§ Exercise description: All records should be reproduced verbatim.

§ Records to process:
►

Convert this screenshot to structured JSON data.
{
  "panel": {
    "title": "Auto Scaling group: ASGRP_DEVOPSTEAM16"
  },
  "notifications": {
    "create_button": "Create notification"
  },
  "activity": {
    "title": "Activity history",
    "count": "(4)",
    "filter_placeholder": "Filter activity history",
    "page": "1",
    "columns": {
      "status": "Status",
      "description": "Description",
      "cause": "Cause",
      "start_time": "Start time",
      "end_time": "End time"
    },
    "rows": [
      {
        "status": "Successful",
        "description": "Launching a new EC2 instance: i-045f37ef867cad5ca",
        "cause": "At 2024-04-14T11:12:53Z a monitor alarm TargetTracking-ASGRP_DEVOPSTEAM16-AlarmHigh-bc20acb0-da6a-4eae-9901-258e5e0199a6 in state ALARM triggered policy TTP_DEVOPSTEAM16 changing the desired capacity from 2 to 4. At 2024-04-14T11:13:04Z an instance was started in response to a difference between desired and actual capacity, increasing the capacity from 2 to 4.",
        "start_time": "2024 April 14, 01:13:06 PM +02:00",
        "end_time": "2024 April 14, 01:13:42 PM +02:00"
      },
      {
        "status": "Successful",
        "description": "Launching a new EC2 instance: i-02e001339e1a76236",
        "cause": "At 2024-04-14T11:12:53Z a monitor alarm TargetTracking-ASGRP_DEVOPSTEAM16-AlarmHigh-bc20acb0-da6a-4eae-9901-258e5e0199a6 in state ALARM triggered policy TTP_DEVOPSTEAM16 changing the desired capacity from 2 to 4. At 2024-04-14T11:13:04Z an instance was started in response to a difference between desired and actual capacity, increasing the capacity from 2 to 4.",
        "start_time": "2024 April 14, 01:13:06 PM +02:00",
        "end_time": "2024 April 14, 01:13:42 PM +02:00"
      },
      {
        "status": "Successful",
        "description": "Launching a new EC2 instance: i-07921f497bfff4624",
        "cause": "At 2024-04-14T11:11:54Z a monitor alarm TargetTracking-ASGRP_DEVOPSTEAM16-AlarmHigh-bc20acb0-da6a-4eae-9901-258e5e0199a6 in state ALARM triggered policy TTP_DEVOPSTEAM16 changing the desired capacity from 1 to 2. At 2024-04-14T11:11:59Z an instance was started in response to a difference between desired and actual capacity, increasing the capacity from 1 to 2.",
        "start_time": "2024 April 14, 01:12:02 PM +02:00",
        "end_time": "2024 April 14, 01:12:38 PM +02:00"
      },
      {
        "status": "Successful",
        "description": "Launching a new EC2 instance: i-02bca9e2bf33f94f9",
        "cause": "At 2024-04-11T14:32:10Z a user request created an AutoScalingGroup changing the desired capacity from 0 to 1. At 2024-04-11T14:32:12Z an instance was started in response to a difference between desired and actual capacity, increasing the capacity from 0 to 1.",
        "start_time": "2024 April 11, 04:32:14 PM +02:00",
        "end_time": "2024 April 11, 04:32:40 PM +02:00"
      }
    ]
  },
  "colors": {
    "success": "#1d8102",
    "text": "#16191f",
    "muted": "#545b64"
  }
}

◄

§ Solution below:
Convert this screenshot to structured JSON data.
{
  "panel": {
    "title": "Auto Scaling group: ASGRP_DEVOPSTEAM16"
  },
  "notifications": {
    "create_button": "Create notification"
  },
  "activity": {
    "title": "Activity history",
    "count": "(4)",
    "filter_placeholder": "Filter activity history",
    "page": "1",
    "columns": {
      "status": "Status",
      "description": "Description",
      "cause": "Cause",
      "start_time": "Start time",
      "end_time": "End time"
    },
    "rows": [
      {
        "status": "Successful",
        "description": "Launching a new EC2 instance: i-045f37ef867cad5ca",
        "cause": "At 2024-04-14T11:12:53Z a monitor alarm TargetTracking-ASGRP_DEVOPSTEAM16-AlarmHigh-bc20acb0-da6a-4eae-9901-258e5e0199a6 in state ALARM triggered policy TTP_DEVOPSTEAM16 changing the desired capacity from 2 to 4. At 2024-04-14T11:13:04Z an instance was started in response to a difference between desired and actual capacity, increasing the capacity from 2 to 4.",
        "start_time": "2024 April 14, 01:13:06 PM +02:00",
        "end_time": "2024 April 14, 01:13:42 PM +02:00"
      },
      {
        "status": "Successful",
        "description": "Launching a new EC2 instance: i-02e001339e1a76236",
        "cause": "At 2024-04-14T11:12:53Z a monitor alarm TargetTracking-ASGRP_DEVOPSTEAM16-AlarmHigh-bc20acb0-da6a-4eae-9901-258e5e0199a6 in state ALARM triggered policy TTP_DEVOPSTEAM16 changing the desired capacity from 2 to 4. At 2024-04-14T11:13:04Z an instance was started in response to a difference between desired and actual capacity, increasing the capacity from 2 to 4.",
        "start_time": "2024 April 14, 01:13:06 PM +02:00",
        "end_time": "2024 April 14, 01:13:42 PM +02:00"
      },
      {
        "status": "Successful",
        "description": "Launching a new EC2 instance: i-07921f497bfff4624",
        "cause": "At 2024-04-14T11:11:54Z a monitor alarm TargetTracking-ASGRP_DEVOPSTEAM16-AlarmHigh-bc20acb0-da6a-4eae-9901-258e5e0199a6 in state ALARM triggered policy TTP_DEVOPSTEAM16 changing the desired capacity from 1 to 2. At 2024-04-14T11:11:59Z an instance was started in response to a difference between desired and actual capacity, increasing the capacity from 1 to 2.",
        "start_time": "2024 April 14, 01:12:02 PM +02:00",
        "end_time": "2024 April 14, 01:12:38 PM +02:00"
      },
      {
        "status": "Successful",
        "description": "Launching a new EC2 instance: i-02bca9e2bf33f94f9",
        "cause": "At 2024-04-11T14:32:10Z a user request created an AutoScalingGroup changing the desired capacity from 0 to 1. At 2024-04-11T14:32:12Z an instance was started in response to a difference between desired and actual capacity, increasing the capacity from 0 to 1.",
        "start_time": "2024 April 11, 04:32:14 PM +02:00",
        "end_time": "2024 April 11, 04:32:40 PM +02:00"
      }
    ]
  },
  "colors": {
    "success": "#1d8102",
    "text": "#16191f",
    "muted": "#545b64"
  }
}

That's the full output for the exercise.